§ WHAT IS BEING ASKED:
Give only the number of lines that contain the word "from".

▽

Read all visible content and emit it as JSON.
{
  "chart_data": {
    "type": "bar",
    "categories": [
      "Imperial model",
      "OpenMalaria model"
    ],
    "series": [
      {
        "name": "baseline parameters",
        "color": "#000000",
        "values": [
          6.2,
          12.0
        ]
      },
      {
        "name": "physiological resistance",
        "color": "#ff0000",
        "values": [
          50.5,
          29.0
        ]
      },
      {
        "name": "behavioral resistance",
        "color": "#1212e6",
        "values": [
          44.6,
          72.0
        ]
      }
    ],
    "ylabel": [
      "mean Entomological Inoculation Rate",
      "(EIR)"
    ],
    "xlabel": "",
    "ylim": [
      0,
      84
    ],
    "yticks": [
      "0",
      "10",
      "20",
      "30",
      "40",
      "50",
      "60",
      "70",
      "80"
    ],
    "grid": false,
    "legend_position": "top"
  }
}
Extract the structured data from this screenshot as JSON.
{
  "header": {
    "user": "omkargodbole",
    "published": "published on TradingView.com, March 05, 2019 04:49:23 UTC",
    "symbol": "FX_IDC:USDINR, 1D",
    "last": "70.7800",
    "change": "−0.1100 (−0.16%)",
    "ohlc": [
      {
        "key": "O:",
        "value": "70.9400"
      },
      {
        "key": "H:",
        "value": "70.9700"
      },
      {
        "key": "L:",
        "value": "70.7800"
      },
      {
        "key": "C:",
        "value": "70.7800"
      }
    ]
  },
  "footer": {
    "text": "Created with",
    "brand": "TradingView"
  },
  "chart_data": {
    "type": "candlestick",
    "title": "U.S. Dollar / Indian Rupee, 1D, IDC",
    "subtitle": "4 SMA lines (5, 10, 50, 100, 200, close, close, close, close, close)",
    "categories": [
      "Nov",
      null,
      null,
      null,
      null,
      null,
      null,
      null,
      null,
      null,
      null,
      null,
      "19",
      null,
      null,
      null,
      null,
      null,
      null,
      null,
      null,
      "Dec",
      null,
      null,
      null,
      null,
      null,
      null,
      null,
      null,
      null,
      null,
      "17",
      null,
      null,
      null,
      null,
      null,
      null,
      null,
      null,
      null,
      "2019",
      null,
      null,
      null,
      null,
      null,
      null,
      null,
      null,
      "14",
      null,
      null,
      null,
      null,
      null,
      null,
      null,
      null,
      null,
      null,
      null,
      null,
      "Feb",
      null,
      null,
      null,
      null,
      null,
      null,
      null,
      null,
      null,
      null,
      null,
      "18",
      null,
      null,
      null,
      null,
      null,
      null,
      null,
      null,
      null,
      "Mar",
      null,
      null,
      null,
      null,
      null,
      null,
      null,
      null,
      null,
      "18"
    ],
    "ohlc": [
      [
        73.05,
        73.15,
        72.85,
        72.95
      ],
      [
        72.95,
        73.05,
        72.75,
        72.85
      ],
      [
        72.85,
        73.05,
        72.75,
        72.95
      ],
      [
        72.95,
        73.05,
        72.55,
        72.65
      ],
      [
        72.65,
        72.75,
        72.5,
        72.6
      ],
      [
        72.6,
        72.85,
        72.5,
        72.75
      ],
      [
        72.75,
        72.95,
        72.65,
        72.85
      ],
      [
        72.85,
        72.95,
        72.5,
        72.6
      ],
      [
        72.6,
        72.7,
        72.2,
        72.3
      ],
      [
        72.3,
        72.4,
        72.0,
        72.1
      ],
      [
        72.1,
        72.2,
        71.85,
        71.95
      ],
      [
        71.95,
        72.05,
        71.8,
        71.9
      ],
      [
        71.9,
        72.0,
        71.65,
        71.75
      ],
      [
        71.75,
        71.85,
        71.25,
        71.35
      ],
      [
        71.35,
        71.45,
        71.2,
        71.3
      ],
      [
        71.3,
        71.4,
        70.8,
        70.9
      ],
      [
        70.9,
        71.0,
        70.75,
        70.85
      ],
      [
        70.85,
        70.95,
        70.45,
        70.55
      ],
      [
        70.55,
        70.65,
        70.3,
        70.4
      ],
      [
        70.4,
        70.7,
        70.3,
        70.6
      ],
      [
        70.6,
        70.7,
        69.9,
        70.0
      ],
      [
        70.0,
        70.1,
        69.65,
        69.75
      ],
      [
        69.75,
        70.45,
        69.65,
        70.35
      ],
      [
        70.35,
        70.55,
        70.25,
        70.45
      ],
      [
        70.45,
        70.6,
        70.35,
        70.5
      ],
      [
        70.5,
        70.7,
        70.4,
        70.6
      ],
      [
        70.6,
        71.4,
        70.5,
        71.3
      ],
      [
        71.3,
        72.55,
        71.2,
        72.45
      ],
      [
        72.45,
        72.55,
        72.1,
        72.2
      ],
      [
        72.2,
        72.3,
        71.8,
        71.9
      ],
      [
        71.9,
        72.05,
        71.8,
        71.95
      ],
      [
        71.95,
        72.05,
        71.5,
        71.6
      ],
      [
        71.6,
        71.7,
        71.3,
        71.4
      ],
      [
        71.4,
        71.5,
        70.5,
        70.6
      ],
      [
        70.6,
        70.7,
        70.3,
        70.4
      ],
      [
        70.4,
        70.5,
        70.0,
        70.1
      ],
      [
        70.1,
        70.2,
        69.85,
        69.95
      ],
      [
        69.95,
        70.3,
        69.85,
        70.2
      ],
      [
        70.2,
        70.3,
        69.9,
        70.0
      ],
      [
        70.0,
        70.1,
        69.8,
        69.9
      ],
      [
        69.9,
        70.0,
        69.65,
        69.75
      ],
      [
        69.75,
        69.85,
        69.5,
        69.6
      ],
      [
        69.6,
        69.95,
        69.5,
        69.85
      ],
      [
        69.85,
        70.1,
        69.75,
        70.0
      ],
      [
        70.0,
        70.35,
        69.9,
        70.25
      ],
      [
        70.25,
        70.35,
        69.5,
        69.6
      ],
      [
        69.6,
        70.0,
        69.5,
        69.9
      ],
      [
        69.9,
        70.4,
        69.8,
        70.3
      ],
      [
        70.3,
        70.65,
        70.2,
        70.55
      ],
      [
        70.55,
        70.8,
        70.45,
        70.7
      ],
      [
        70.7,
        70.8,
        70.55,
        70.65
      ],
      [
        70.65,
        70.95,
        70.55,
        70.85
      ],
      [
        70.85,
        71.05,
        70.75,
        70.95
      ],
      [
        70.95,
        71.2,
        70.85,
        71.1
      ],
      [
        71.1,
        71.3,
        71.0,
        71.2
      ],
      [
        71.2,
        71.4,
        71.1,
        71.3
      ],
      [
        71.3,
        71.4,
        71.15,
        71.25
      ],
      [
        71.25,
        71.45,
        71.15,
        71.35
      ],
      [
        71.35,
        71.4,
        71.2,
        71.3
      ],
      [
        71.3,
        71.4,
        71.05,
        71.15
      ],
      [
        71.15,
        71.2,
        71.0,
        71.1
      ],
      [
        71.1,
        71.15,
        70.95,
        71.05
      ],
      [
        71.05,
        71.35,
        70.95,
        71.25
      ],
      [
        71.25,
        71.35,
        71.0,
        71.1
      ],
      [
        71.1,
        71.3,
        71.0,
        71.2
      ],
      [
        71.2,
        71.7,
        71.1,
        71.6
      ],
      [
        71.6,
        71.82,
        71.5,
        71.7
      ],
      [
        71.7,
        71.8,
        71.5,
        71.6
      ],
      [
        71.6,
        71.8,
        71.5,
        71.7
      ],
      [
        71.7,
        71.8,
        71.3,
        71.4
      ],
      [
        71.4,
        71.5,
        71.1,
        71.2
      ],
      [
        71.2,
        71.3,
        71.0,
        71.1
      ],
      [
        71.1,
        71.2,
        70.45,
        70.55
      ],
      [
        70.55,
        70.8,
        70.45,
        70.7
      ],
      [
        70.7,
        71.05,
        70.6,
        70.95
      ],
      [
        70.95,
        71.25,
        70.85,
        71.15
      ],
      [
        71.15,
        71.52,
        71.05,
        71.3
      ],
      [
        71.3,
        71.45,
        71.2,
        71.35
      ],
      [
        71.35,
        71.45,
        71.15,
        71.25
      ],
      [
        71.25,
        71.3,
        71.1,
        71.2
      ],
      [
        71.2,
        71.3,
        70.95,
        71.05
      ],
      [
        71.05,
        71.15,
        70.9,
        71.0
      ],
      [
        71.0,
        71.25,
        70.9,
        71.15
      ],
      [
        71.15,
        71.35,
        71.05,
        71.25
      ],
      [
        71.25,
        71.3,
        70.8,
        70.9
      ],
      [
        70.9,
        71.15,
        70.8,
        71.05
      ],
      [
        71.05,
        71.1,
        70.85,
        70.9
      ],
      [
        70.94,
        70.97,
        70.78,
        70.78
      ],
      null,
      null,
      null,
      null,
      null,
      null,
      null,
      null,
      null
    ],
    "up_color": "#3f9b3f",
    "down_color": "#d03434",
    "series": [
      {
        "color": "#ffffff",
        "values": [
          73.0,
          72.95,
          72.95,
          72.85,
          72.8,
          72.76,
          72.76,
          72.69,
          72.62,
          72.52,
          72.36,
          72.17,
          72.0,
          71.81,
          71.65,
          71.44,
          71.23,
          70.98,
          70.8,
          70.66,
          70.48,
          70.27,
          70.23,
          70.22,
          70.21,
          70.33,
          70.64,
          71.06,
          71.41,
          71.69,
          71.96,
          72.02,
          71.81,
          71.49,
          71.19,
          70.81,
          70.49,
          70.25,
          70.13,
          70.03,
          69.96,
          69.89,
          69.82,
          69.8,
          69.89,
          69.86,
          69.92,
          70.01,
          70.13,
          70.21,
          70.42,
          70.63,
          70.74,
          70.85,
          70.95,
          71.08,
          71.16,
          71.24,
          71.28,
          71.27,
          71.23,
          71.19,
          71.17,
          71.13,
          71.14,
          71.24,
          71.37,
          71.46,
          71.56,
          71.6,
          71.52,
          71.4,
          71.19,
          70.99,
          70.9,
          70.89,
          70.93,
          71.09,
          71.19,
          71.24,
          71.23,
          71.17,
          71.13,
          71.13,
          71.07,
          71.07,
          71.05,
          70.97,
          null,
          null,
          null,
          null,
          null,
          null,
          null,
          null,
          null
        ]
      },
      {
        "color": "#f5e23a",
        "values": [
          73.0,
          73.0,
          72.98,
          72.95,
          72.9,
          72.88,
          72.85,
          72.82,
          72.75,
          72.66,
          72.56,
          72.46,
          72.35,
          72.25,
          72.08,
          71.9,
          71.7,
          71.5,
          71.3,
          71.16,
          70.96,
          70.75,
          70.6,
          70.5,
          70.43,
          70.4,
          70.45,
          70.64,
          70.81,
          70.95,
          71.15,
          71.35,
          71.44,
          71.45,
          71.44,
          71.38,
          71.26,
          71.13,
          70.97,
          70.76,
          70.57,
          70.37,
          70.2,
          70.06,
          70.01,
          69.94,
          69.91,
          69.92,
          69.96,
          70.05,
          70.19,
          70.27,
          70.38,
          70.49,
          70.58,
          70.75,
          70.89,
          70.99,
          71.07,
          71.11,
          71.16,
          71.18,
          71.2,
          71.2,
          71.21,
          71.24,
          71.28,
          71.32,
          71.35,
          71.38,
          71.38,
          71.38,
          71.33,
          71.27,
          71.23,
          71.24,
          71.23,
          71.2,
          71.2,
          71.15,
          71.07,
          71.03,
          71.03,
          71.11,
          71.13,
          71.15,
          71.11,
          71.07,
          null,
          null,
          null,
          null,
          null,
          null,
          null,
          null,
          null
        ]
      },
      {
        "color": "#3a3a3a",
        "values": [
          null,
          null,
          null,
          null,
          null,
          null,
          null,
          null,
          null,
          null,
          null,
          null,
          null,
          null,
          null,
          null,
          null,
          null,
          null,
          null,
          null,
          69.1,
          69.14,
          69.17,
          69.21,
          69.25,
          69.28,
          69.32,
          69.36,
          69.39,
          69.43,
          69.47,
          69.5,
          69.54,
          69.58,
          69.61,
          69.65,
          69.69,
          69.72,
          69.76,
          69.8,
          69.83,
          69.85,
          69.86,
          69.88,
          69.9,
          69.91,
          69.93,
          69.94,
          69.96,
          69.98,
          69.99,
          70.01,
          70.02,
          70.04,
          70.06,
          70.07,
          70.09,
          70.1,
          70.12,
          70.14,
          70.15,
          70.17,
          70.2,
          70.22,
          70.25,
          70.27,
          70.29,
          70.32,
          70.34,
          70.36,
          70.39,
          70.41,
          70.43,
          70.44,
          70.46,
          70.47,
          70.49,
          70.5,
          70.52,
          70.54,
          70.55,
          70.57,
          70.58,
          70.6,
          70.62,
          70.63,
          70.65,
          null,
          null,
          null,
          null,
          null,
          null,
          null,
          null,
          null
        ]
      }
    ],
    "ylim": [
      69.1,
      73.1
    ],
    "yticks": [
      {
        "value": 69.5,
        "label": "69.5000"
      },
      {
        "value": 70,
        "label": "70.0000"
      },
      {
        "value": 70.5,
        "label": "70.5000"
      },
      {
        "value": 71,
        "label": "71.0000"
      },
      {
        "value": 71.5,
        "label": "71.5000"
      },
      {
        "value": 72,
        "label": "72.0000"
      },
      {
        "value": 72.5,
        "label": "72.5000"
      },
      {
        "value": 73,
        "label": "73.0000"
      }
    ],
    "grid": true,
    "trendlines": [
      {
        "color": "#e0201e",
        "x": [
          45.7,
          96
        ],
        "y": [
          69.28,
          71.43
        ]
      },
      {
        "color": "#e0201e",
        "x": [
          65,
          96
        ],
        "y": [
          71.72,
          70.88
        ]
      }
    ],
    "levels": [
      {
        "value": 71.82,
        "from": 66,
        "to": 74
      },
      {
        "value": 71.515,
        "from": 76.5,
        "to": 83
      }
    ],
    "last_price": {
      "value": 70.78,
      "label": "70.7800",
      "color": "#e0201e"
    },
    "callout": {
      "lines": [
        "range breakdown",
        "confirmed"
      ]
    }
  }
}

△

§ OUTPUT FOR THIS EXERCISE:
3